++++ Available records

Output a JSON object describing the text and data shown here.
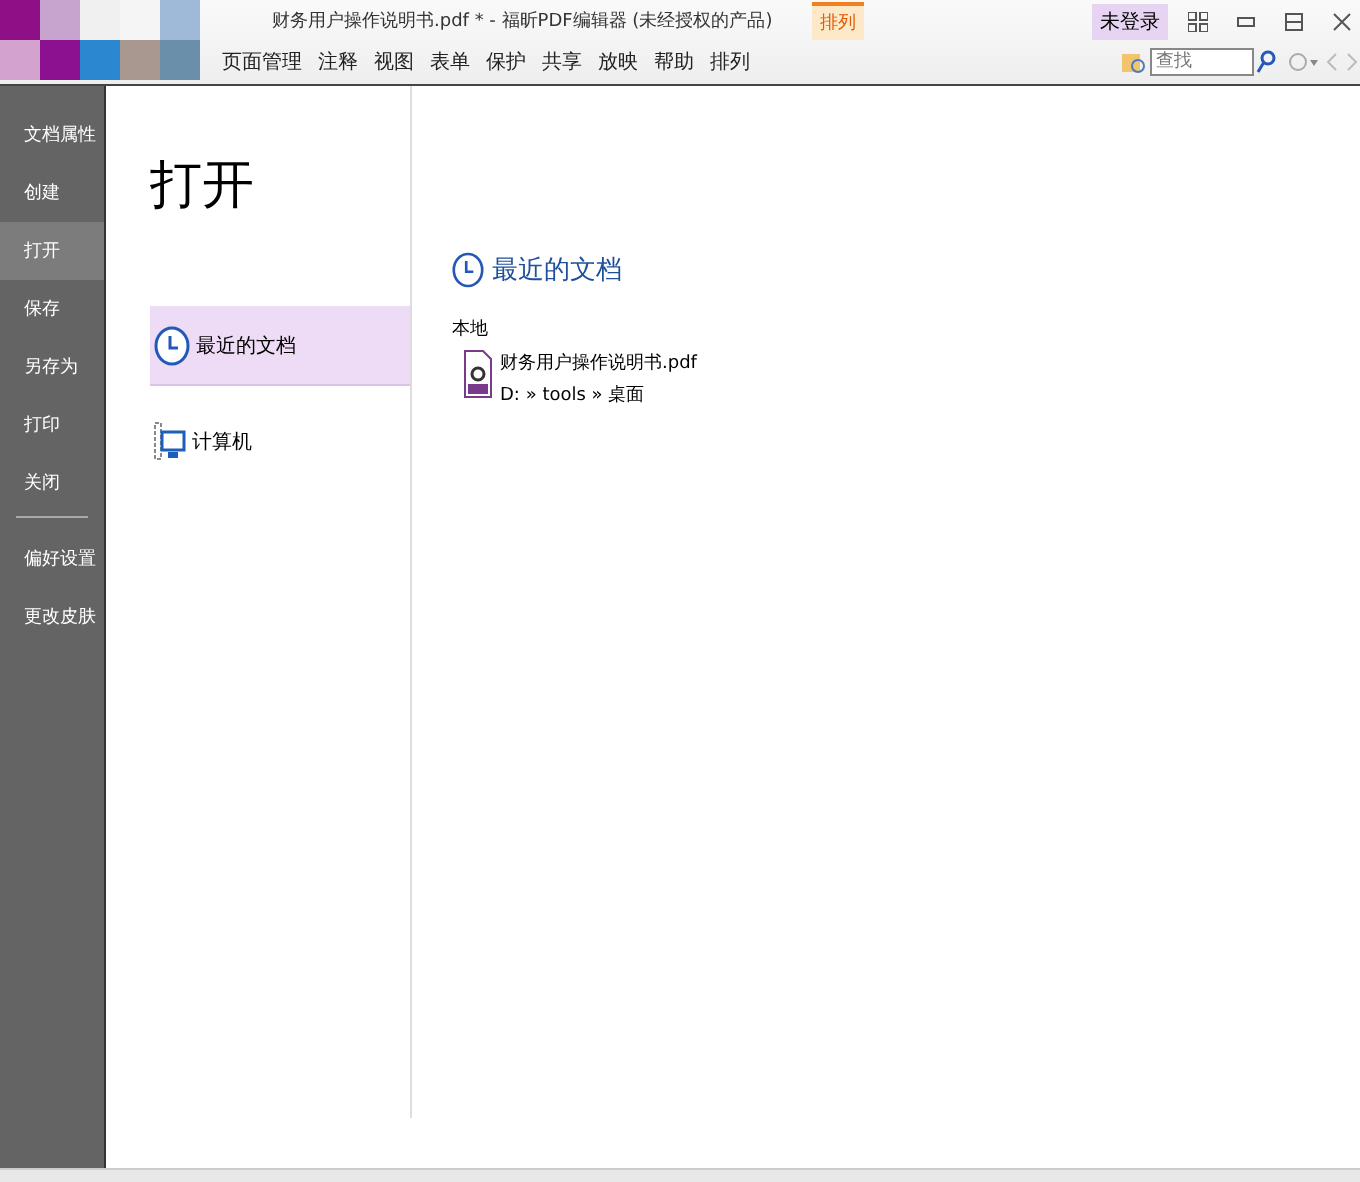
{
  "window": {
    "title": "财务用户操作说明书.pdf * - 福昕PDF编辑器 (未经授权的产品)",
    "context_tab": "排列",
    "login": "未登录"
  },
  "ribbon_tabs": [
    {
      "label": "页面管理",
      "selected": false
    },
    {
      "label": "注释",
      "selected": false
    },
    {
      "label": "视图",
      "selected": false
    },
    {
      "label": "表单",
      "selected": false
    },
    {
      "label": "保护",
      "selected": false
    },
    {
      "label": "共享",
      "selected": false
    },
    {
      "label": "放映",
      "selected": false
    },
    {
      "label": "帮助",
      "selected": false
    },
    {
      "label": "排列",
      "selected": false
    }
  ],
  "search": {
    "placeholder": "查找"
  },
  "sidebar": {
    "items": [
      {
        "label": "文档属性",
        "selected": false,
        "kind": "item"
      },
      {
        "label": "创建",
        "selected": false,
        "kind": "item"
      },
      {
        "label": "打开",
        "selected": true,
        "kind": "item"
      },
      {
        "label": "保存",
        "selected": false,
        "kind": "item"
      },
      {
        "label": "另存为",
        "selected": false,
        "kind": "item"
      },
      {
        "label": "打印",
        "selected": false,
        "kind": "item"
      },
      {
        "label": "关闭",
        "selected": false,
        "kind": "item"
      },
      {
        "kind": "divider"
      },
      {
        "label": "偏好设置",
        "selected": false,
        "kind": "item"
      },
      {
        "label": "更改皮肤",
        "selected": false,
        "kind": "item"
      }
    ]
  },
  "page_title": "打开",
  "places": [
    {
      "label": "最近的文档",
      "selected": true,
      "kind": "recent"
    },
    {
      "label": "计算机",
      "selected": false,
      "kind": "computer"
    }
  ],
  "recent": {
    "heading": "最近的文档",
    "group": "本地",
    "files": [
      {
        "name": "财务用户操作说明书.pdf",
        "path": "D: » tools » 桌面"
      }
    ]
  }
}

++++++++

» **Set exercise**: Quote every record above exactly, leaving out any pictures.

» **Solution to the exercise**:
Output a JSON object describing the text and data shown here.
{
  "window": {
    "title": "财务用户操作说明书.pdf * - 福昕PDF编辑器 (未经授权的产品)",
    "context_tab": "排列",
    "login": "未登录"
  },
  "ribbon_tabs": [
    {
      "label": "页面管理",
      "selected": false
    },
    {
      "label": "注释",
      "selected": false
    },
    {
      "label": "视图",
      "selected": false
    },
    {
      "label": "表单",
      "selected": false
    },
    {
      "label": "保护",
      "selected": false
    },
    {
      "label": "共享",
      "selected": false
    },
    {
      "label": "放映",
      "selected": false
    },
    {
      "label": "帮助",
      "selected": false
    },
    {
      "label": "排列",
      "selected": false
    }
  ],
  "search": {
    "placeholder": "查找"
  },
  "sidebar": {
    "items": [
      {
        "label": "文档属性",
        "selected": false,
        "kind": "item"
      },
      {
        "label": "创建",
        "selected": false,
        "kind": "item"
      },
      {
        "label": "打开",
        "selected": true,
        "kind": "item"
      },
      {
        "label": "保存",
        "selected": false,
        "kind": "item"
      },
      {
        "label": "另存为",
        "selected": false,
        "kind": "item"
      },
      {
        "label": "打印",
        "selected": false,
        "kind": "item"
      },
      {
        "label": "关闭",
        "selected": false,
        "kind": "item"
      },
      {
        "kind": "divider"
      },
      {
        "label": "偏好设置",
        "selected": false,
        "kind": "item"
      },
      {
        "label": "更改皮肤",
        "selected": false,
        "kind": "item"
      }
    ]
  },
  "page_title": "打开",
  "places": [
    {
      "label": "最近的文档",
      "selected": true,
      "kind": "recent"
    },
    {
      "label": "计算机",
      "selected": false,
      "kind": "computer"
    }
  ],
  "recent": {
    "heading": "最近的文档",
    "group": "本地",
    "files": [
      {
        "name": "财务用户操作说明书.pdf",
        "path": "D: » tools » 桌面"
      }
    ]
  }
}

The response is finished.